**Supplied material:**

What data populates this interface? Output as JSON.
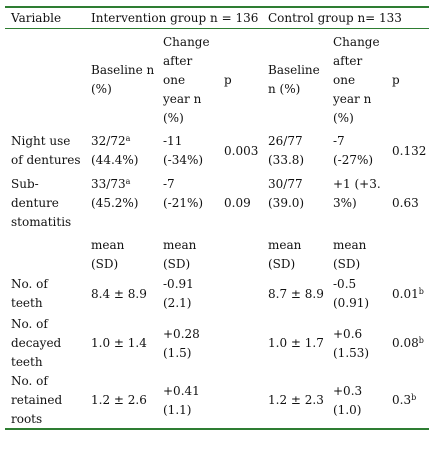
{
  "header": {
    "variable": "Variable",
    "intervention": "Intervention group n = 136",
    "control": "Control group n= 133"
  },
  "subheader": {
    "baseline_intervention": [
      "Baseline n",
      "(%)"
    ],
    "change_intervention": [
      "Change",
      "after",
      "one",
      "year n",
      "(%)"
    ],
    "p_intervention": "p",
    "baseline_control": [
      "Baseline",
      "n (%)"
    ],
    "change_control": [
      "Change",
      "after",
      "one",
      "year n",
      "(%)"
    ],
    "p_control": "p"
  },
  "rows_percent": [
    {
      "variable": [
        "Night use",
        "of dentures"
      ],
      "int_baseline": [
        "32/72",
        "(44.4%)"
      ],
      "int_baseline_sup": "a",
      "int_change": [
        "-11",
        "(-34%)"
      ],
      "int_p": "0.003",
      "ctl_baseline": [
        "26/77",
        "(33.8)"
      ],
      "ctl_change": [
        "-7",
        "(-27%)"
      ],
      "ctl_p": "0.132"
    },
    {
      "variable": [
        "Sub-",
        "denture",
        "stomatitis"
      ],
      "int_baseline": [
        "33/73",
        "(45.2%)"
      ],
      "int_baseline_sup": "a",
      "int_change": [
        "-7",
        "(-21%)"
      ],
      "int_p": "0.09",
      "ctl_baseline": [
        "30/77",
        "(39.0)"
      ],
      "ctl_change": [
        "+1 (+3.",
        "3%)"
      ],
      "ctl_p": "0.63"
    }
  ],
  "mean_header": {
    "int_baseline": [
      "mean",
      "(SD)"
    ],
    "int_change": [
      "mean",
      "(SD)"
    ],
    "ctl_baseline": [
      "mean",
      "(SD)"
    ],
    "ctl_change": [
      "mean",
      "(SD)"
    ]
  },
  "rows_mean": [
    {
      "variable": [
        "No. of",
        "teeth"
      ],
      "int_baseline": "8.4 ± 8.9",
      "int_change": [
        "-0.91",
        "(2.1)"
      ],
      "ctl_baseline": "8.7 ± 8.9",
      "ctl_change": [
        "-0.5",
        "(0.91)"
      ],
      "ctl_p": "0.01",
      "ctl_p_sup": "b"
    },
    {
      "variable": [
        "No. of",
        "decayed",
        "teeth"
      ],
      "int_baseline": "1.0 ± 1.4",
      "int_change": [
        "+0.28",
        "(1.5)"
      ],
      "ctl_baseline": "1.0 ± 1.7",
      "ctl_change": [
        "+0.6",
        "(1.53)"
      ],
      "ctl_p": "0.08",
      "ctl_p_sup": "b"
    },
    {
      "variable": [
        "No. of",
        "retained",
        "roots"
      ],
      "int_baseline": "1.2 ± 2.6",
      "int_change": [
        "+0.41",
        "(1.1)"
      ],
      "ctl_baseline": "1.2 ± 2.3",
      "ctl_change": [
        "+0.3",
        "(1.0)"
      ],
      "ctl_p": "0.3",
      "ctl_p_sup": "b"
    }
  ]
}
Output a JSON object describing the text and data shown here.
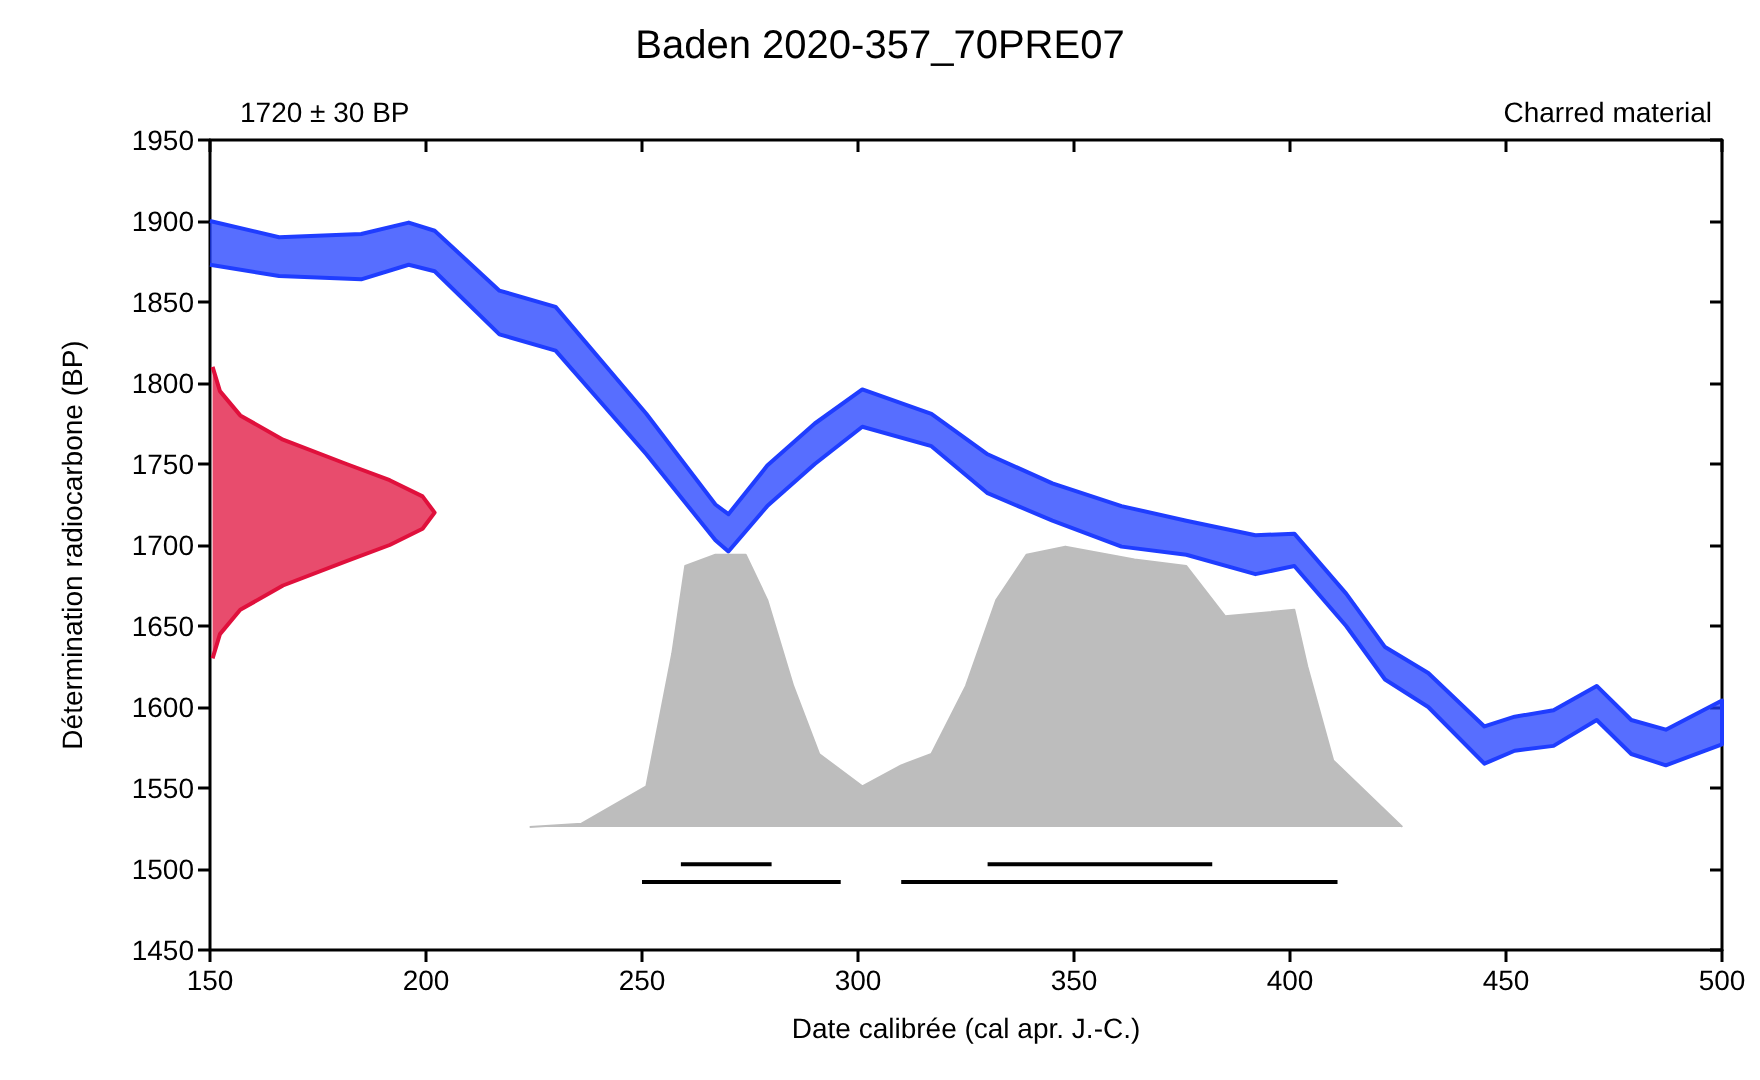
{
  "chart_data": {
    "type": "area",
    "title": "Baden 2020-357_70PRE07",
    "annotations": [
      "1720 ± 30 BP",
      "Charred material"
    ],
    "xlabel": "Date calibrée (cal apr. J.-C.)",
    "ylabel": "Détermination radiocarbone (BP)",
    "xlim": [
      150,
      500
    ],
    "xticks": [
      150,
      200,
      250,
      300,
      350,
      400,
      450,
      500
    ],
    "ylim": [
      1450,
      1950
    ],
    "yticks": [
      1450,
      1500,
      1550,
      1600,
      1650,
      1700,
      1750,
      1800,
      1850,
      1900,
      1950
    ],
    "grid": false,
    "series": [
      {
        "color": "#1f3dff",
        "line_style": "solid",
        "x": [
          150,
          166,
          185,
          196,
          202,
          217,
          230,
          251,
          267,
          270,
          279,
          290,
          301,
          317,
          330,
          345,
          361,
          376,
          392,
          401,
          413,
          422,
          432,
          445,
          452,
          461,
          471,
          479,
          487,
          500,
          500,
          487,
          479,
          471,
          461,
          452,
          445,
          432,
          422,
          413,
          401,
          392,
          376,
          361,
          345,
          330,
          317,
          301,
          290,
          279,
          270,
          267,
          251,
          230,
          217,
          202,
          196,
          185,
          166,
          150
        ],
        "values": [
          1900,
          1890,
          1892,
          1899,
          1894,
          1857,
          1847,
          1781,
          1725,
          1719,
          1749,
          1775,
          1796,
          1781,
          1756,
          1738,
          1724,
          1715,
          1706,
          1707,
          1670,
          1637,
          1621,
          1588,
          1594,
          1598,
          1613,
          1592,
          1586,
          1604,
          1577,
          1564,
          1571,
          1592,
          1576,
          1573,
          1565,
          1600,
          1617,
          1650,
          1687,
          1682,
          1694,
          1699,
          1715,
          1732,
          1761,
          1773,
          1750,
          1724,
          1696,
          1703,
          1756,
          1820,
          1830,
          1869,
          1873,
          1864,
          1866,
          1873
        ]
      },
      {
        "color": "#e0103c",
        "line_style": "solid",
        "x": [
          150.6,
          152.3,
          157,
          166.9,
          181.6,
          191.6,
          199.2,
          202,
          199.2,
          191.6,
          181.6,
          166.9,
          157,
          152.3,
          150.6
        ],
        "values": [
          1810,
          1795,
          1780,
          1765,
          1750,
          1740,
          1730,
          1720,
          1710,
          1700,
          1690,
          1675,
          1660,
          1645,
          1630
        ]
      },
      {
        "color": "#bdbdbd",
        "x": [
          224,
          236,
          251,
          257,
          260,
          267,
          274,
          279,
          285,
          291,
          301,
          310,
          317,
          325,
          332,
          339,
          348,
          364,
          376,
          385,
          401,
          404,
          410,
          426
        ],
        "values": [
          1526,
          1528,
          1551,
          1633,
          1687,
          1694,
          1694,
          1666,
          1613,
          1571,
          1551,
          1564,
          1571,
          1613,
          1666,
          1694,
          1699,
          1691,
          1687,
          1656,
          1660,
          1625,
          1567,
          1526
        ]
      },
      {
        "type": "line",
        "color": "#000000",
        "x": [
          259,
          280
        ],
        "values": [
          1503,
          1503
        ]
      },
      {
        "type": "line",
        "color": "#000000",
        "x": [
          330,
          382
        ],
        "values": [
          1503,
          1503
        ]
      },
      {
        "type": "line",
        "color": "#000000",
        "x": [
          250,
          296
        ],
        "values": [
          1492,
          1492
        ]
      },
      {
        "type": "line",
        "color": "#000000",
        "x": [
          310,
          411
        ],
        "values": [
          1492,
          1492
        ]
      }
    ]
  }
}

**Exercise brief:** Give the number of lines that carry the word "group", with nothing added.

**Output:** 2